#### What the task asks:
Write the data out again exactly, with no pictures.

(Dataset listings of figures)
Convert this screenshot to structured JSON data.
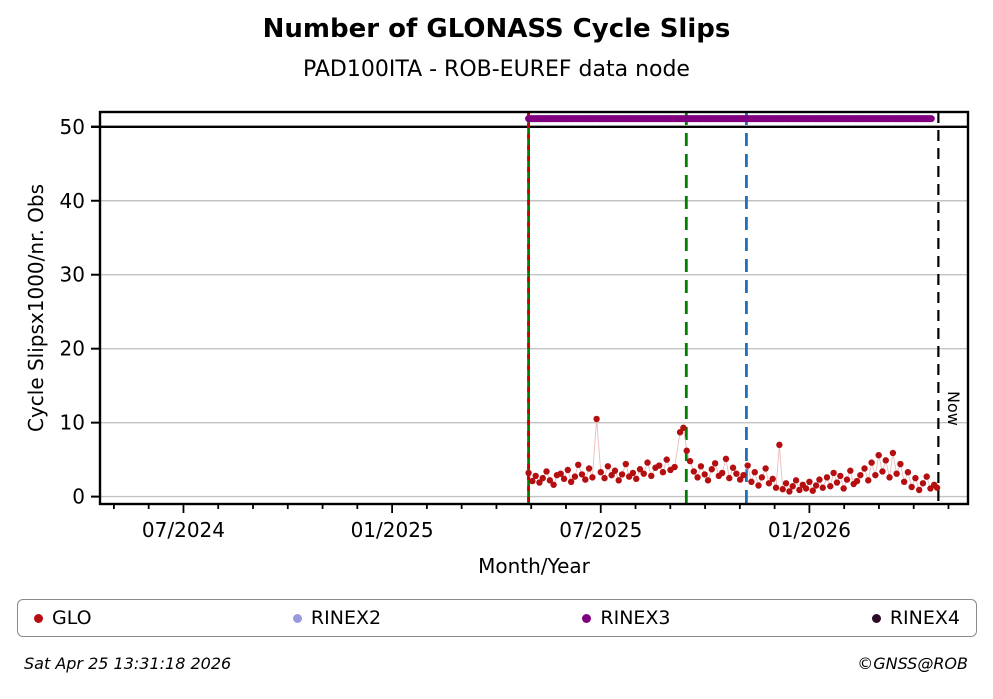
{
  "header": {
    "title": "Number of GLONASS Cycle Slips",
    "subtitle": "PAD100ITA - ROB-EUREF data node"
  },
  "footer": {
    "timestamp": "Sat Apr 25 13:31:18 2026",
    "copyright": "©GNSS@ROB"
  },
  "legend": {
    "items": [
      {
        "label": "GLO",
        "color": "#b40e11"
      },
      {
        "label": "RINEX2",
        "color": "#9b99dd"
      },
      {
        "label": "RINEX3",
        "color": "#800080"
      },
      {
        "label": "RINEX4",
        "color": "#2b0b28"
      }
    ]
  },
  "chart_data": {
    "type": "scatter",
    "title": "Number of GLONASS Cycle Slips",
    "subtitle": "PAD100ITA - ROB-EUREF data node",
    "xlabel": "Month/Year",
    "ylabel": "Cycle Slipsx1000/nr. Obs",
    "xlim": [
      2024.3,
      2026.38
    ],
    "ylim": [
      -1,
      52
    ],
    "grid": "horizontal",
    "grid_color": "#c3c3c3",
    "x_ticks": [
      {
        "t": 2024.5,
        "label": "07/2024"
      },
      {
        "t": 2025.0,
        "label": "01/2025"
      },
      {
        "t": 2025.5,
        "label": "07/2025"
      },
      {
        "t": 2026.0,
        "label": "01/2026"
      }
    ],
    "x_minor_tick_step_years": 0.08333,
    "x_minor_tick_start": 2024.33333,
    "y_ticks": [
      0,
      10,
      20,
      30,
      40,
      50
    ],
    "hline": {
      "y": 50,
      "color": "#000000"
    },
    "vlines": [
      {
        "t": 2025.327,
        "style": "solid",
        "color": "#008000",
        "overlay_dash_color": "#cc0000",
        "label": ""
      },
      {
        "t": 2025.705,
        "style": "dashed",
        "color": "#008000",
        "label": ""
      },
      {
        "t": 2025.849,
        "style": "dashed",
        "color": "#1e6fbf",
        "label": ""
      },
      {
        "t": 2026.309,
        "style": "dashed",
        "color": "#000000",
        "label": "Now"
      }
    ],
    "series": [
      {
        "name": "GLO",
        "color": "#b40e11",
        "connector_color": "#e7bdbd",
        "points": [
          [
            2025.327,
            3.2
          ],
          [
            2025.336,
            2.1
          ],
          [
            2025.344,
            2.8
          ],
          [
            2025.353,
            1.9
          ],
          [
            2025.361,
            2.5
          ],
          [
            2025.37,
            3.4
          ],
          [
            2025.378,
            2.2
          ],
          [
            2025.387,
            1.6
          ],
          [
            2025.395,
            2.9
          ],
          [
            2025.404,
            3.1
          ],
          [
            2025.412,
            2.4
          ],
          [
            2025.421,
            3.6
          ],
          [
            2025.429,
            2.0
          ],
          [
            2025.438,
            2.7
          ],
          [
            2025.446,
            4.3
          ],
          [
            2025.455,
            3.0
          ],
          [
            2025.463,
            2.3
          ],
          [
            2025.472,
            3.8
          ],
          [
            2025.48,
            2.6
          ],
          [
            2025.49,
            10.5
          ],
          [
            2025.5,
            3.3
          ],
          [
            2025.509,
            2.5
          ],
          [
            2025.517,
            4.1
          ],
          [
            2025.526,
            2.9
          ],
          [
            2025.534,
            3.5
          ],
          [
            2025.543,
            2.2
          ],
          [
            2025.551,
            3.0
          ],
          [
            2025.56,
            4.4
          ],
          [
            2025.568,
            2.7
          ],
          [
            2025.577,
            3.2
          ],
          [
            2025.585,
            2.4
          ],
          [
            2025.594,
            3.7
          ],
          [
            2025.603,
            3.1
          ],
          [
            2025.612,
            4.6
          ],
          [
            2025.621,
            2.8
          ],
          [
            2025.631,
            3.9
          ],
          [
            2025.64,
            4.2
          ],
          [
            2025.649,
            3.3
          ],
          [
            2025.658,
            5.0
          ],
          [
            2025.667,
            3.6
          ],
          [
            2025.677,
            4.0
          ],
          [
            2025.69,
            8.7
          ],
          [
            2025.698,
            9.3
          ],
          [
            2025.706,
            6.2
          ],
          [
            2025.714,
            4.8
          ],
          [
            2025.723,
            3.4
          ],
          [
            2025.732,
            2.6
          ],
          [
            2025.74,
            4.1
          ],
          [
            2025.749,
            3.0
          ],
          [
            2025.757,
            2.2
          ],
          [
            2025.766,
            3.7
          ],
          [
            2025.774,
            4.5
          ],
          [
            2025.783,
            2.8
          ],
          [
            2025.791,
            3.2
          ],
          [
            2025.8,
            5.1
          ],
          [
            2025.808,
            2.5
          ],
          [
            2025.817,
            3.9
          ],
          [
            2025.825,
            3.1
          ],
          [
            2025.834,
            2.3
          ],
          [
            2025.842,
            2.9
          ],
          [
            2025.852,
            4.2
          ],
          [
            2025.861,
            2.0
          ],
          [
            2025.869,
            3.3
          ],
          [
            2025.878,
            1.5
          ],
          [
            2025.886,
            2.6
          ],
          [
            2025.895,
            3.8
          ],
          [
            2025.903,
            1.8
          ],
          [
            2025.912,
            2.4
          ],
          [
            2025.92,
            1.2
          ],
          [
            2025.928,
            7.0
          ],
          [
            2025.936,
            1.0
          ],
          [
            2025.944,
            1.8
          ],
          [
            2025.952,
            0.7
          ],
          [
            2025.96,
            1.4
          ],
          [
            2025.968,
            2.2
          ],
          [
            2025.976,
            0.9
          ],
          [
            2025.984,
            1.6
          ],
          [
            2025.992,
            1.1
          ],
          [
            2026.0,
            2.0
          ],
          [
            2026.008,
            0.8
          ],
          [
            2026.016,
            1.5
          ],
          [
            2026.024,
            2.3
          ],
          [
            2026.032,
            1.2
          ],
          [
            2026.042,
            2.6
          ],
          [
            2026.05,
            1.4
          ],
          [
            2026.058,
            3.2
          ],
          [
            2026.066,
            1.9
          ],
          [
            2026.074,
            2.8
          ],
          [
            2026.082,
            1.1
          ],
          [
            2026.09,
            2.3
          ],
          [
            2026.098,
            3.5
          ],
          [
            2026.106,
            1.7
          ],
          [
            2026.114,
            2.1
          ],
          [
            2026.122,
            2.9
          ],
          [
            2026.132,
            3.8
          ],
          [
            2026.141,
            2.2
          ],
          [
            2026.149,
            4.6
          ],
          [
            2026.158,
            2.9
          ],
          [
            2026.166,
            5.6
          ],
          [
            2026.175,
            3.4
          ],
          [
            2026.183,
            4.9
          ],
          [
            2026.192,
            2.6
          ],
          [
            2026.2,
            5.9
          ],
          [
            2026.209,
            3.1
          ],
          [
            2026.218,
            4.4
          ],
          [
            2026.227,
            2.0
          ],
          [
            2026.236,
            3.3
          ],
          [
            2026.245,
            1.3
          ],
          [
            2026.254,
            2.5
          ],
          [
            2026.263,
            0.9
          ],
          [
            2026.272,
            1.8
          ],
          [
            2026.281,
            2.7
          ],
          [
            2026.29,
            1.1
          ],
          [
            2026.299,
            1.6
          ],
          [
            2026.306,
            1.2
          ]
        ]
      },
      {
        "name": "RINEX2",
        "color": "#9b99dd",
        "points": []
      },
      {
        "name": "RINEX3",
        "color": "#800080",
        "segment": {
          "y": 51.1,
          "t0": 2025.327,
          "t1": 2026.292
        }
      },
      {
        "name": "RINEX4",
        "color": "#2b0b28",
        "points": []
      }
    ]
  }
}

#### Full answer:
Convert this screenshot to structured JSON data.
{
  "header": {
    "title": "Number of GLONASS Cycle Slips",
    "subtitle": "PAD100ITA - ROB-EUREF data node"
  },
  "footer": {
    "timestamp": "Sat Apr 25 13:31:18 2026",
    "copyright": "©GNSS@ROB"
  },
  "legend": {
    "items": [
      {
        "label": "GLO",
        "color": "#b40e11"
      },
      {
        "label": "RINEX2",
        "color": "#9b99dd"
      },
      {
        "label": "RINEX3",
        "color": "#800080"
      },
      {
        "label": "RINEX4",
        "color": "#2b0b28"
      }
    ]
  },
  "chart_data": {
    "type": "scatter",
    "title": "Number of GLONASS Cycle Slips",
    "subtitle": "PAD100ITA - ROB-EUREF data node",
    "xlabel": "Month/Year",
    "ylabel": "Cycle Slipsx1000/nr. Obs",
    "xlim": [
      2024.3,
      2026.38
    ],
    "ylim": [
      -1,
      52
    ],
    "grid": "horizontal",
    "grid_color": "#c3c3c3",
    "x_ticks": [
      {
        "t": 2024.5,
        "label": "07/2024"
      },
      {
        "t": 2025.0,
        "label": "01/2025"
      },
      {
        "t": 2025.5,
        "label": "07/2025"
      },
      {
        "t": 2026.0,
        "label": "01/2026"
      }
    ],
    "x_minor_tick_step_years": 0.08333,
    "x_minor_tick_start": 2024.33333,
    "y_ticks": [
      0,
      10,
      20,
      30,
      40,
      50
    ],
    "hline": {
      "y": 50,
      "color": "#000000"
    },
    "vlines": [
      {
        "t": 2025.327,
        "style": "solid",
        "color": "#008000",
        "overlay_dash_color": "#cc0000",
        "label": ""
      },
      {
        "t": 2025.705,
        "style": "dashed",
        "color": "#008000",
        "label": ""
      },
      {
        "t": 2025.849,
        "style": "dashed",
        "color": "#1e6fbf",
        "label": ""
      },
      {
        "t": 2026.309,
        "style": "dashed",
        "color": "#000000",
        "label": "Now"
      }
    ],
    "series": [
      {
        "name": "GLO",
        "color": "#b40e11",
        "connector_color": "#e7bdbd",
        "points": [
          [
            2025.327,
            3.2
          ],
          [
            2025.336,
            2.1
          ],
          [
            2025.344,
            2.8
          ],
          [
            2025.353,
            1.9
          ],
          [
            2025.361,
            2.5
          ],
          [
            2025.37,
            3.4
          ],
          [
            2025.378,
            2.2
          ],
          [
            2025.387,
            1.6
          ],
          [
            2025.395,
            2.9
          ],
          [
            2025.404,
            3.1
          ],
          [
            2025.412,
            2.4
          ],
          [
            2025.421,
            3.6
          ],
          [
            2025.429,
            2.0
          ],
          [
            2025.438,
            2.7
          ],
          [
            2025.446,
            4.3
          ],
          [
            2025.455,
            3.0
          ],
          [
            2025.463,
            2.3
          ],
          [
            2025.472,
            3.8
          ],
          [
            2025.48,
            2.6
          ],
          [
            2025.49,
            10.5
          ],
          [
            2025.5,
            3.3
          ],
          [
            2025.509,
            2.5
          ],
          [
            2025.517,
            4.1
          ],
          [
            2025.526,
            2.9
          ],
          [
            2025.534,
            3.5
          ],
          [
            2025.543,
            2.2
          ],
          [
            2025.551,
            3.0
          ],
          [
            2025.56,
            4.4
          ],
          [
            2025.568,
            2.7
          ],
          [
            2025.577,
            3.2
          ],
          [
            2025.585,
            2.4
          ],
          [
            2025.594,
            3.7
          ],
          [
            2025.603,
            3.1
          ],
          [
            2025.612,
            4.6
          ],
          [
            2025.621,
            2.8
          ],
          [
            2025.631,
            3.9
          ],
          [
            2025.64,
            4.2
          ],
          [
            2025.649,
            3.3
          ],
          [
            2025.658,
            5.0
          ],
          [
            2025.667,
            3.6
          ],
          [
            2025.677,
            4.0
          ],
          [
            2025.69,
            8.7
          ],
          [
            2025.698,
            9.3
          ],
          [
            2025.706,
            6.2
          ],
          [
            2025.714,
            4.8
          ],
          [
            2025.723,
            3.4
          ],
          [
            2025.732,
            2.6
          ],
          [
            2025.74,
            4.1
          ],
          [
            2025.749,
            3.0
          ],
          [
            2025.757,
            2.2
          ],
          [
            2025.766,
            3.7
          ],
          [
            2025.774,
            4.5
          ],
          [
            2025.783,
            2.8
          ],
          [
            2025.791,
            3.2
          ],
          [
            2025.8,
            5.1
          ],
          [
            2025.808,
            2.5
          ],
          [
            2025.817,
            3.9
          ],
          [
            2025.825,
            3.1
          ],
          [
            2025.834,
            2.3
          ],
          [
            2025.842,
            2.9
          ],
          [
            2025.852,
            4.2
          ],
          [
            2025.861,
            2.0
          ],
          [
            2025.869,
            3.3
          ],
          [
            2025.878,
            1.5
          ],
          [
            2025.886,
            2.6
          ],
          [
            2025.895,
            3.8
          ],
          [
            2025.903,
            1.8
          ],
          [
            2025.912,
            2.4
          ],
          [
            2025.92,
            1.2
          ],
          [
            2025.928,
            7.0
          ],
          [
            2025.936,
            1.0
          ],
          [
            2025.944,
            1.8
          ],
          [
            2025.952,
            0.7
          ],
          [
            2025.96,
            1.4
          ],
          [
            2025.968,
            2.2
          ],
          [
            2025.976,
            0.9
          ],
          [
            2025.984,
            1.6
          ],
          [
            2025.992,
            1.1
          ],
          [
            2026.0,
            2.0
          ],
          [
            2026.008,
            0.8
          ],
          [
            2026.016,
            1.5
          ],
          [
            2026.024,
            2.3
          ],
          [
            2026.032,
            1.2
          ],
          [
            2026.042,
            2.6
          ],
          [
            2026.05,
            1.4
          ],
          [
            2026.058,
            3.2
          ],
          [
            2026.066,
            1.9
          ],
          [
            2026.074,
            2.8
          ],
          [
            2026.082,
            1.1
          ],
          [
            2026.09,
            2.3
          ],
          [
            2026.098,
            3.5
          ],
          [
            2026.106,
            1.7
          ],
          [
            2026.114,
            2.1
          ],
          [
            2026.122,
            2.9
          ],
          [
            2026.132,
            3.8
          ],
          [
            2026.141,
            2.2
          ],
          [
            2026.149,
            4.6
          ],
          [
            2026.158,
            2.9
          ],
          [
            2026.166,
            5.6
          ],
          [
            2026.175,
            3.4
          ],
          [
            2026.183,
            4.9
          ],
          [
            2026.192,
            2.6
          ],
          [
            2026.2,
            5.9
          ],
          [
            2026.209,
            3.1
          ],
          [
            2026.218,
            4.4
          ],
          [
            2026.227,
            2.0
          ],
          [
            2026.236,
            3.3
          ],
          [
            2026.245,
            1.3
          ],
          [
            2026.254,
            2.5
          ],
          [
            2026.263,
            0.9
          ],
          [
            2026.272,
            1.8
          ],
          [
            2026.281,
            2.7
          ],
          [
            2026.29,
            1.1
          ],
          [
            2026.299,
            1.6
          ],
          [
            2026.306,
            1.2
          ]
        ]
      },
      {
        "name": "RINEX2",
        "color": "#9b99dd",
        "points": []
      },
      {
        "name": "RINEX3",
        "color": "#800080",
        "segment": {
          "y": 51.1,
          "t0": 2025.327,
          "t1": 2026.292
        }
      },
      {
        "name": "RINEX4",
        "color": "#2b0b28",
        "points": []
      }
    ]
  }
}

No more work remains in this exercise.